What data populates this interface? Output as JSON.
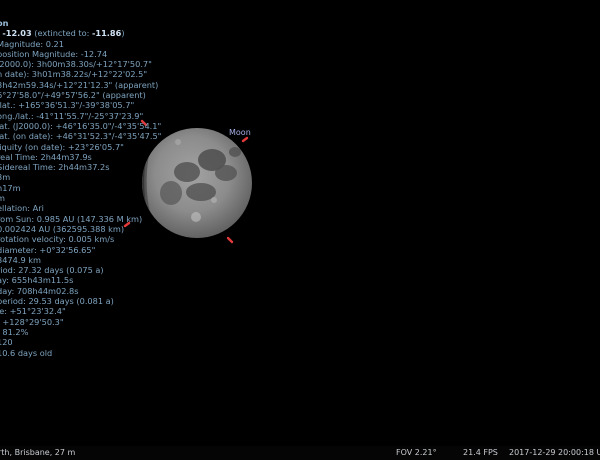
{
  "info_panel": {
    "title": "on",
    "magnitude_prefix": ": ",
    "magnitude_value": "-12.03",
    "magnitude_extincted": " (extincted to: ",
    "magnitude_extincted_value": "-11.86",
    "magnitude_suffix": ")",
    "lines": [
      "Magnitude: 0.21",
      "position Magnitude: -12.74",
      "J2000.0): 3h00m38.30s/+12°17'50.7\"",
      "n date): 3h01m38.22s/+12°22'02.5\"",
      "3h42m59.34s/+12°21'12.3\" (apparent)",
      "6°27'58.0\"/+49°57'56.2\" (apparent)",
      ".lat.: +165°36'51.3\"/-39°38'05.7\"",
      "ong./lat.: -41°11'55.7\"/-25°37'23.9\"",
      "lat. (J2000.0): +46°16'35.0\"/-4°35'54.1\"",
      "lat. (on date): +46°31'52.3\"/-4°35'47.5\"",
      "liquity (on date): +23°26'05.7\"",
      "real Time: 2h44m37.9s",
      "Sidereal Time: 2h44m37.2s",
      "3m",
      "h17m",
      "m",
      "ellation: Ari",
      "rom Sun: 0.985 AU (147.336 M km)",
      "0.002424 AU (362595.388 km)",
      "rotation velocity: 0.005 km/s",
      "diameter: +0°32'56.65\"",
      "3474.9 km",
      "riod: 27.32 days (0.075 a)",
      "ay: 655h43m11.5s",
      " day: 708h44m02.8s",
      "period: 29.53 days (0.081 a)",
      "le: +51°23'32.4\"",
      ": +128°29'50.3\"",
      ": 81.2%",
      "120",
      "10.6 days old"
    ]
  },
  "object_label": "Moon",
  "status_bar": {
    "location": "rth, Brisbane, 27 m",
    "fov": "FOV 2.21°",
    "fps": "21.4 FPS",
    "datetime": "2017-12-29 20:00:18 U"
  },
  "colors": {
    "background": "#000000",
    "info_text": "#7ea3bf",
    "label": "#a7b0e6",
    "marker": "#e23a3a",
    "status_text": "#c8ccd2"
  }
}
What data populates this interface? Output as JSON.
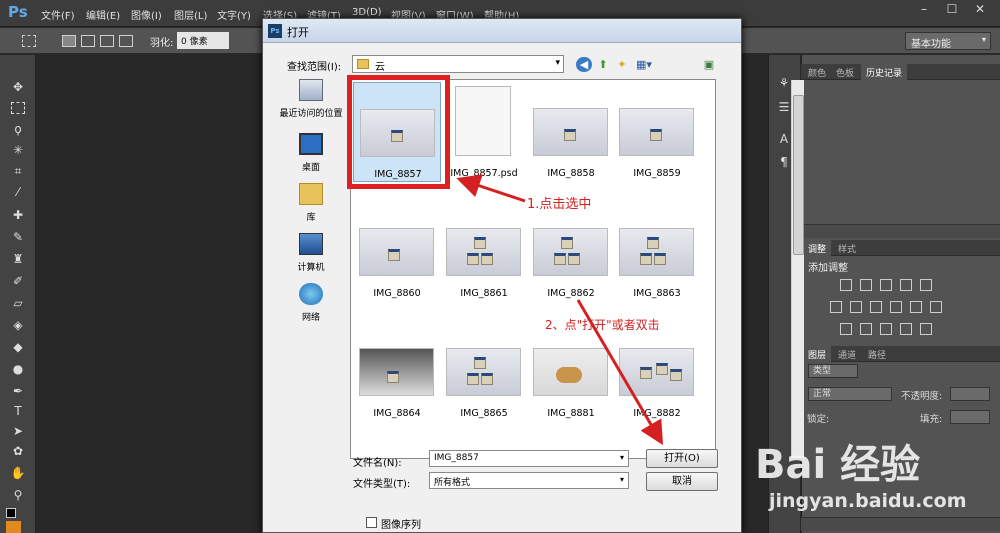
{
  "app": {
    "logo": "Ps"
  },
  "menu": [
    "文件(F)",
    "编辑(E)",
    "图像(I)",
    "图层(L)",
    "文字(Y)",
    "选择(S)",
    "滤镜(T)",
    "3D(D)",
    "视图(V)",
    "窗口(W)",
    "帮助(H)"
  ],
  "window_controls": [
    "–",
    "☐",
    "✕"
  ],
  "options_bar": {
    "feather_label": "羽化:",
    "feather_value": "0 像素",
    "workspace": "基本功能"
  },
  "right_panel": {
    "tabs_top": [
      "颜色",
      "色板",
      "历史记录"
    ],
    "tabs_adjust": [
      "调整",
      "样式"
    ],
    "adjust_title": "添加调整",
    "tabs_layers": [
      "图层",
      "通道",
      "路径"
    ],
    "layer_kind": "类型",
    "blend_mode": "正常",
    "opacity_label": "不透明度:",
    "lock_label": "锁定:",
    "fill_label": "填充:"
  },
  "dialog": {
    "title": "打开",
    "title_icon": "Ps",
    "lookin_label": "查找范围(I):",
    "lookin_value": "云",
    "places": [
      {
        "label": "最近访问的位置",
        "icon": "recent-places-icon"
      },
      {
        "label": "桌面",
        "icon": "desktop-icon"
      },
      {
        "label": "库",
        "icon": "libraries-icon"
      },
      {
        "label": "计算机",
        "icon": "computer-icon"
      },
      {
        "label": "网络",
        "icon": "network-icon"
      }
    ],
    "files": [
      "IMG_8857",
      "IMG_8857.psd",
      "IMG_8858",
      "IMG_8859",
      "IMG_8860",
      "IMG_8861",
      "IMG_8862",
      "IMG_8863",
      "IMG_8864",
      "IMG_8865",
      "IMG_8881",
      "IMG_8882"
    ],
    "filename_label": "文件名(N):",
    "filename_value": "IMG_8857",
    "filetype_label": "文件类型(T):",
    "filetype_value": "所有格式",
    "open_button": "打开(O)",
    "cancel_button": "取消",
    "sequence_label": "图像序列"
  },
  "annotations": {
    "step1": "1.点击选中",
    "step2": "2、点\"打开\"或者双击"
  },
  "watermark": {
    "text": "Bai 经验",
    "url": "jingyan.baidu.com"
  },
  "colors": {
    "highlight": "#e02020",
    "annotation": "#d42020"
  }
}
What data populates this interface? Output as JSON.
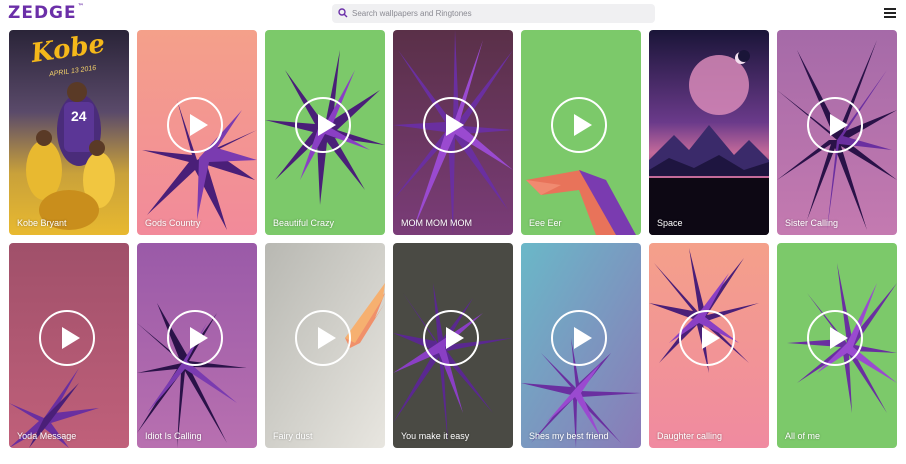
{
  "header": {
    "logo": "ZEDGE",
    "logo_mark": "™",
    "search_placeholder": "Search wallpapers and Ringtones",
    "search_icon": "search-icon",
    "menu_icon": "hamburger-menu-icon"
  },
  "colors": {
    "brand": "#6b2fa8",
    "search_bg": "#f0f0f2"
  },
  "tiles": [
    {
      "label": "Kobe Bryant",
      "type": "wallpaper"
    },
    {
      "label": "Gods Country",
      "type": "ringtone"
    },
    {
      "label": "Beautiful Crazy",
      "type": "ringtone"
    },
    {
      "label": "MOM MOM MOM",
      "type": "ringtone"
    },
    {
      "label": "Eee Eer",
      "type": "ringtone"
    },
    {
      "label": "Space",
      "type": "wallpaper"
    },
    {
      "label": "Sister Calling",
      "type": "ringtone"
    },
    {
      "label": "Yoda Message",
      "type": "ringtone"
    },
    {
      "label": "Idiot Is Calling",
      "type": "ringtone"
    },
    {
      "label": "Fairy dust",
      "type": "ringtone"
    },
    {
      "label": "You make it easy",
      "type": "ringtone"
    },
    {
      "label": "Shes my best friend",
      "type": "ringtone"
    },
    {
      "label": "Daughter calling",
      "type": "ringtone"
    },
    {
      "label": "All of me",
      "type": "ringtone"
    }
  ],
  "kobe_art": {
    "title": "Kobe",
    "subtitle": "APRIL 13 2016",
    "jersey": "24"
  }
}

—————

REQUIREMENT. Skip the images and write out the rest of the listing exactly.

ANSWER IN FULL.
What data populates this interface? Output as JSON.
{
  "info_panel": {
    "title": "on",
    "magnitude_prefix": ": ",
    "magnitude_value": "-12.03",
    "magnitude_extincted": " (extincted to: ",
    "magnitude_extincted_value": "-11.86",
    "magnitude_suffix": ")",
    "lines": [
      "Magnitude: 0.21",
      "position Magnitude: -12.74",
      "J2000.0): 3h00m38.30s/+12°17'50.7\"",
      "n date): 3h01m38.22s/+12°22'02.5\"",
      "3h42m59.34s/+12°21'12.3\" (apparent)",
      "6°27'58.0\"/+49°57'56.2\" (apparent)",
      ".lat.: +165°36'51.3\"/-39°38'05.7\"",
      "ong./lat.: -41°11'55.7\"/-25°37'23.9\"",
      "lat. (J2000.0): +46°16'35.0\"/-4°35'54.1\"",
      "lat. (on date): +46°31'52.3\"/-4°35'47.5\"",
      "liquity (on date): +23°26'05.7\"",
      "real Time: 2h44m37.9s",
      "Sidereal Time: 2h44m37.2s",
      "3m",
      "h17m",
      "m",
      "ellation: Ari",
      "rom Sun: 0.985 AU (147.336 M km)",
      "0.002424 AU (362595.388 km)",
      "rotation velocity: 0.005 km/s",
      "diameter: +0°32'56.65\"",
      "3474.9 km",
      "riod: 27.32 days (0.075 a)",
      "ay: 655h43m11.5s",
      " day: 708h44m02.8s",
      "period: 29.53 days (0.081 a)",
      "le: +51°23'32.4\"",
      ": +128°29'50.3\"",
      ": 81.2%",
      "120",
      "10.6 days old"
    ]
  },
  "object_label": "Moon",
  "status_bar": {
    "location": "rth, Brisbane, 27 m",
    "fov": "FOV 2.21°",
    "fps": "21.4 FPS",
    "datetime": "2017-12-29 20:00:18 U"
  },
  "colors": {
    "background": "#000000",
    "info_text": "#7ea3bf",
    "label": "#a7b0e6",
    "marker": "#e23a3a",
    "status_text": "#c8ccd2"
  }
}
What data populates this interface? Output as JSON.
{
  "app": {
    "logo": "Ps"
  },
  "menu": [
    "文件(F)",
    "编辑(E)",
    "图像(I)",
    "图层(L)",
    "文字(Y)",
    "选择(S)",
    "滤镜(T)",
    "3D(D)",
    "视图(V)",
    "窗口(W)",
    "帮助(H)"
  ],
  "window_controls": [
    "–",
    "☐",
    "✕"
  ],
  "options_bar": {
    "feather_label": "羽化:",
    "feather_value": "0 像素",
    "workspace": "基本功能"
  },
  "right_panel": {
    "tabs_top": [
      "颜色",
      "色板",
      "历史记录"
    ],
    "tabs_adjust": [
      "调整",
      "样式"
    ],
    "adjust_title": "添加调整",
    "tabs_layers": [
      "图层",
      "通道",
      "路径"
    ],
    "layer_kind": "类型",
    "blend_mode": "正常",
    "opacity_label": "不透明度:",
    "lock_label": "锁定:",
    "fill_label": "填充:"
  },
  "dialog": {
    "title": "打开",
    "title_icon": "Ps",
    "lookin_label": "查找范围(I):",
    "lookin_value": "云",
    "places": [
      {
        "label": "最近访问的位置",
        "icon": "recent-places-icon"
      },
      {
        "label": "桌面",
        "icon": "desktop-icon"
      },
      {
        "label": "库",
        "icon": "libraries-icon"
      },
      {
        "label": "计算机",
        "icon": "computer-icon"
      },
      {
        "label": "网络",
        "icon": "network-icon"
      }
    ],
    "files": [
      "IMG_8857",
      "IMG_8857.psd",
      "IMG_8858",
      "IMG_8859",
      "IMG_8860",
      "IMG_8861",
      "IMG_8862",
      "IMG_8863",
      "IMG_8864",
      "IMG_8865",
      "IMG_8881",
      "IMG_8882"
    ],
    "filename_label": "文件名(N):",
    "filename_value": "IMG_8857",
    "filetype_label": "文件类型(T):",
    "filetype_value": "所有格式",
    "open_button": "打开(O)",
    "cancel_button": "取消",
    "sequence_label": "图像序列"
  },
  "annotations": {
    "step1": "1.点击选中",
    "step2": "2、点\"打开\"或者双击"
  },
  "watermark": {
    "text": "Bai 经验",
    "url": "jingyan.baidu.com"
  },
  "colors": {
    "highlight": "#e02020",
    "annotation": "#d42020"
  }
}
What data populates this interface? Output as JSON.
{
  "header": {
    "logo": "ZEDGE",
    "logo_mark": "™",
    "search_placeholder": "Search wallpapers and Ringtones",
    "search_icon": "search-icon",
    "menu_icon": "hamburger-menu-icon"
  },
  "colors": {
    "brand": "#6b2fa8",
    "search_bg": "#f0f0f2"
  },
  "tiles": [
    {
      "label": "Kobe Bryant",
      "type": "wallpaper"
    },
    {
      "label": "Gods Country",
      "type": "ringtone"
    },
    {
      "label": "Beautiful Crazy",
      "type": "ringtone"
    },
    {
      "label": "MOM MOM MOM",
      "type": "ringtone"
    },
    {
      "label": "Eee Eer",
      "type": "ringtone"
    },
    {
      "label": "Space",
      "type": "wallpaper"
    },
    {
      "label": "Sister Calling",
      "type": "ringtone"
    },
    {
      "label": "Yoda Message",
      "type": "ringtone"
    },
    {
      "label": "Idiot Is Calling",
      "type": "ringtone"
    },
    {
      "label": "Fairy dust",
      "type": "ringtone"
    },
    {
      "label": "You make it easy",
      "type": "ringtone"
    },
    {
      "label": "Shes my best friend",
      "type": "ringtone"
    },
    {
      "label": "Daughter calling",
      "type": "ringtone"
    },
    {
      "label": "All of me",
      "type": "ringtone"
    }
  ],
  "kobe_art": {
    "title": "Kobe",
    "subtitle": "APRIL 13 2016",
    "jersey": "24"
  }
}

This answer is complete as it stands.